***** TEXTO FORNECIDO

Como estão os agricultores a adaptar-se às limitações da Covid-19?

Como estão os agricultores a adaptar-se às limitações da Covid-19?

As empresas agrícolas estão a implantar medidas para protegerem todos os que trabalham no setor – e todos nós –, pondo em prática planos de contingência em estufas, centrais hortofrutícolas, vacarias, suiniculturas e nas explorações em geral, seguindo as indicações da Organização Mundial de Saúde (OMS) e da Direção-Geral de Saúde (DGS).

“Cada organização tem o seu plano de contingência que segue as diretrizes da OMS e da DGS”, explica Domingos Santos, presidente da Federação Nacional das Organizações de Produtores de Frutas e Hortícolas (FNOP). “Nas centrais foram criados, por exemplo dois turnos para não haver concentração de pessoas, não é permitida a entrada de transportadores ou outras pessoas externas, tratam-se de todos os assuntos com os associados por telefone, email, skype, etc. e os técnicos continuam a ir ao campo, mas não há qualquer contacto com os agricultores”.

**********

* A SUA TAREFA: Reescreva o trecho do texto sobre os agricultores e a Covid-19 que começa em "As empresas agrícolas" e termina em "de Saúde (DGS).", trocando "estufas" por "viveiros". As linhas não têm qualquer papel nesta tarefa.

***** LINHAS LISTADAS

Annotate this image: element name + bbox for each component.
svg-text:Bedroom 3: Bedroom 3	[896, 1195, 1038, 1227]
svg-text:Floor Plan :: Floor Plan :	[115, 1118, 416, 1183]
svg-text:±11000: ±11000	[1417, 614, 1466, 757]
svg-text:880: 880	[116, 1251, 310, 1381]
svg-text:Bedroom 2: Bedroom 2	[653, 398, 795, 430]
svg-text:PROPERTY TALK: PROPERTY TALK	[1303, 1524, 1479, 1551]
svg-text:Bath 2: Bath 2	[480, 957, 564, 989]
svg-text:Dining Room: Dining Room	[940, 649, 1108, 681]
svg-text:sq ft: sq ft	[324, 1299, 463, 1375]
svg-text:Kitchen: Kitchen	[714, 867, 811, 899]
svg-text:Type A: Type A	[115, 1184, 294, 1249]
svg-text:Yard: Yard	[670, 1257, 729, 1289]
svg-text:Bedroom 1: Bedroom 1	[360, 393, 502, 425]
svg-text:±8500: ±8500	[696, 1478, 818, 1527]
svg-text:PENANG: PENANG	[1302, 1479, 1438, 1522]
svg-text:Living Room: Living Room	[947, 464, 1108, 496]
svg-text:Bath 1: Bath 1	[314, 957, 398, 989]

**********

* A SUA SOLUÇÃO:
As empresas agrícolas estão a implantar medidas para protegerem todos os que trabalham no setor – e todos nós –, pondo em prática planos de contingência em viveiros, centrais hortofrutícolas, vacarias, suiniculturas e nas explorações em geral, seguindo as indicações da Organização Mundial de Saúde (OMS) e da Direção-Geral de Saúde (DGS).